| Description of the task |
Pick out each line of the records in which the word "surprisal" appears.

(Items from a data source)
--- Begin ---

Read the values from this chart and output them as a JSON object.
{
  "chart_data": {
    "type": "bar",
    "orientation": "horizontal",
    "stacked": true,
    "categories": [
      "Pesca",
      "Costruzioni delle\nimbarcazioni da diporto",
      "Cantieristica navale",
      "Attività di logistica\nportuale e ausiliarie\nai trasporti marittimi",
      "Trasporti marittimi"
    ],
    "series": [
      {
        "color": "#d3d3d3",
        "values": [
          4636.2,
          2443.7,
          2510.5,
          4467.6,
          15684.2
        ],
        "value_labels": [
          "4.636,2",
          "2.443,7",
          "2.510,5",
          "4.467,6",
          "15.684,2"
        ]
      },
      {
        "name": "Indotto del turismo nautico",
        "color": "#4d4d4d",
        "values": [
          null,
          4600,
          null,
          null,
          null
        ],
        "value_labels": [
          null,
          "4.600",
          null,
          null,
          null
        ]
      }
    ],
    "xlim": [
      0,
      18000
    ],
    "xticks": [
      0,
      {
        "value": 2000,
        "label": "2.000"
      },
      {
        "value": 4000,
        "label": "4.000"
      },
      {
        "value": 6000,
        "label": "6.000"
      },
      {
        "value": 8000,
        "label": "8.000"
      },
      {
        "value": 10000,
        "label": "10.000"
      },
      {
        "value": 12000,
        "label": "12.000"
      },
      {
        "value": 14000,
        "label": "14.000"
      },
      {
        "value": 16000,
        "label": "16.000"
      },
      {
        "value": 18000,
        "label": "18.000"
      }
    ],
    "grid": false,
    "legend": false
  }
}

--- End ---
--- Begin ---

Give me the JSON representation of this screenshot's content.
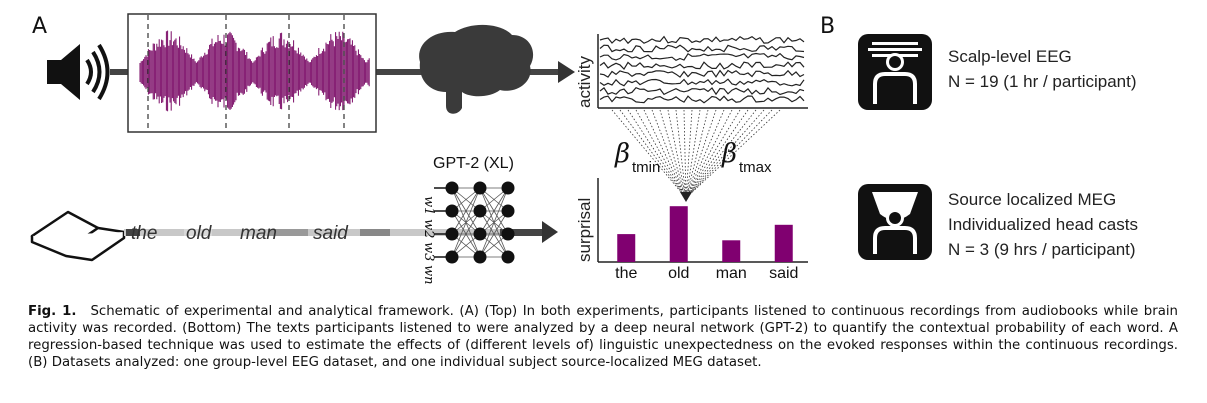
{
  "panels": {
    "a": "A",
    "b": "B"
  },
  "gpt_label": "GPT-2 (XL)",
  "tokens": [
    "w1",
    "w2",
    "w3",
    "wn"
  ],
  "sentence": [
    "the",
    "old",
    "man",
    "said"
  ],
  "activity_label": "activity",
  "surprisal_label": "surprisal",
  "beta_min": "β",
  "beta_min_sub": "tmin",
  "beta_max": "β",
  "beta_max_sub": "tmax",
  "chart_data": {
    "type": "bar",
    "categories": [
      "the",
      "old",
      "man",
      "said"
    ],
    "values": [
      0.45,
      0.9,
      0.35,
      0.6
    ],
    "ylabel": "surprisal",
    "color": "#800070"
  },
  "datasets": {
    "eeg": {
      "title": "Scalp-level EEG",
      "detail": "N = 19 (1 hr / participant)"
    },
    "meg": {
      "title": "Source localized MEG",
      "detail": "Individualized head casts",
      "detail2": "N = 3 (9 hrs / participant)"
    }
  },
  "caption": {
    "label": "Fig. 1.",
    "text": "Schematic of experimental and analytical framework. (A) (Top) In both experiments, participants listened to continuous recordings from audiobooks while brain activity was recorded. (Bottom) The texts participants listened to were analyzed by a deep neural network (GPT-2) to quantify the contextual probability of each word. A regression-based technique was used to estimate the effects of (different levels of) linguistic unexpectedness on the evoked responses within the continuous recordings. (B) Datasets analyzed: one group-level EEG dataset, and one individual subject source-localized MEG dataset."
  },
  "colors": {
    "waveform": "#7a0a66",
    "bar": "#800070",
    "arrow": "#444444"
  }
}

--- End ---

| Written answer |
  "surprisal_label": "surprisal",
    "ylabel": "surprisal",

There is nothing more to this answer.